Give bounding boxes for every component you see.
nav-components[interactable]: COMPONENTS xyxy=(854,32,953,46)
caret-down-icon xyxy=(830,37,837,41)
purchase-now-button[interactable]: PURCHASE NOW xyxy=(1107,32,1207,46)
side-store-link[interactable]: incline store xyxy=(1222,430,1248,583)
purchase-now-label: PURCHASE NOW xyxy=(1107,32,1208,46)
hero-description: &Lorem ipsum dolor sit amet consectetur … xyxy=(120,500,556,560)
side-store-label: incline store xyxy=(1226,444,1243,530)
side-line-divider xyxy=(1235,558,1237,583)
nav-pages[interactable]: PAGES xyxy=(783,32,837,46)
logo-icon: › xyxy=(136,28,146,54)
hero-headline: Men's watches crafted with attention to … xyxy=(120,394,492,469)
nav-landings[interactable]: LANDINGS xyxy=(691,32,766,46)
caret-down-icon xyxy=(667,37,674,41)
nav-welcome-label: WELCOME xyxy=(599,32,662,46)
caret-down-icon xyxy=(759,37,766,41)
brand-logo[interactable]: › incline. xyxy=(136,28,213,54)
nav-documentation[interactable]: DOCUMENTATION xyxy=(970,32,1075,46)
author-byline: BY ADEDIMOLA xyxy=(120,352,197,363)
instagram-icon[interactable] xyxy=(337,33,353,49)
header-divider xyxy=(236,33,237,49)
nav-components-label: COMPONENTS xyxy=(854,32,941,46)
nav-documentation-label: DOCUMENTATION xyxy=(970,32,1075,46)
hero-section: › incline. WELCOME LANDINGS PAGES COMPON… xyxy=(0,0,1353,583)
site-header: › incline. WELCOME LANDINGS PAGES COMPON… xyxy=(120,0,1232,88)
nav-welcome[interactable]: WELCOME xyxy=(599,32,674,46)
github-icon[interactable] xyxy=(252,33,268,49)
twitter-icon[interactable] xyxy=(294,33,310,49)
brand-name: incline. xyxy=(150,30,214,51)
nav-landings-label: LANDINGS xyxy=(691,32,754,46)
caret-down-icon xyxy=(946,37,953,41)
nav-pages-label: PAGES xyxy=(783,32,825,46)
------------
### Stated task
Reproduce all of the lines above, swapping every occurrence of "caret-down-icon" for "chevron-down-icon" and leaving the rest untouched.

### Complete answer
Give bounding boxes for every component you see.
nav-components[interactable]: COMPONENTS xyxy=(854,32,953,46)
chevron-down-icon xyxy=(830,37,837,41)
purchase-now-button[interactable]: PURCHASE NOW xyxy=(1107,32,1207,46)
side-store-link[interactable]: incline store xyxy=(1222,430,1248,583)
purchase-now-label: PURCHASE NOW xyxy=(1107,32,1208,46)
hero-description: &Lorem ipsum dolor sit amet consectetur … xyxy=(120,500,556,560)
side-store-label: incline store xyxy=(1226,444,1243,530)
side-line-divider xyxy=(1235,558,1237,583)
nav-pages[interactable]: PAGES xyxy=(783,32,837,46)
logo-icon: › xyxy=(136,28,146,54)
hero-headline: Men's watches crafted with attention to … xyxy=(120,394,492,469)
nav-landings[interactable]: LANDINGS xyxy=(691,32,766,46)
chevron-down-icon xyxy=(667,37,674,41)
nav-welcome-label: WELCOME xyxy=(599,32,662,46)
chevron-down-icon xyxy=(759,37,766,41)
brand-logo[interactable]: › incline. xyxy=(136,28,213,54)
nav-documentation[interactable]: DOCUMENTATION xyxy=(970,32,1075,46)
author-byline: BY ADEDIMOLA xyxy=(120,352,197,363)
instagram-icon[interactable] xyxy=(337,33,353,49)
header-divider xyxy=(236,33,237,49)
nav-components-label: COMPONENTS xyxy=(854,32,941,46)
nav-documentation-label: DOCUMENTATION xyxy=(970,32,1075,46)
hero-section: › incline. WELCOME LANDINGS PAGES COMPON… xyxy=(0,0,1353,583)
site-header: › incline. WELCOME LANDINGS PAGES COMPON… xyxy=(120,0,1232,88)
nav-welcome[interactable]: WELCOME xyxy=(599,32,674,46)
github-icon[interactable] xyxy=(252,33,268,49)
twitter-icon[interactable] xyxy=(294,33,310,49)
brand-name: incline. xyxy=(150,30,214,51)
nav-landings-label: LANDINGS xyxy=(691,32,754,46)
chevron-down-icon xyxy=(946,37,953,41)
nav-pages-label: PAGES xyxy=(783,32,825,46)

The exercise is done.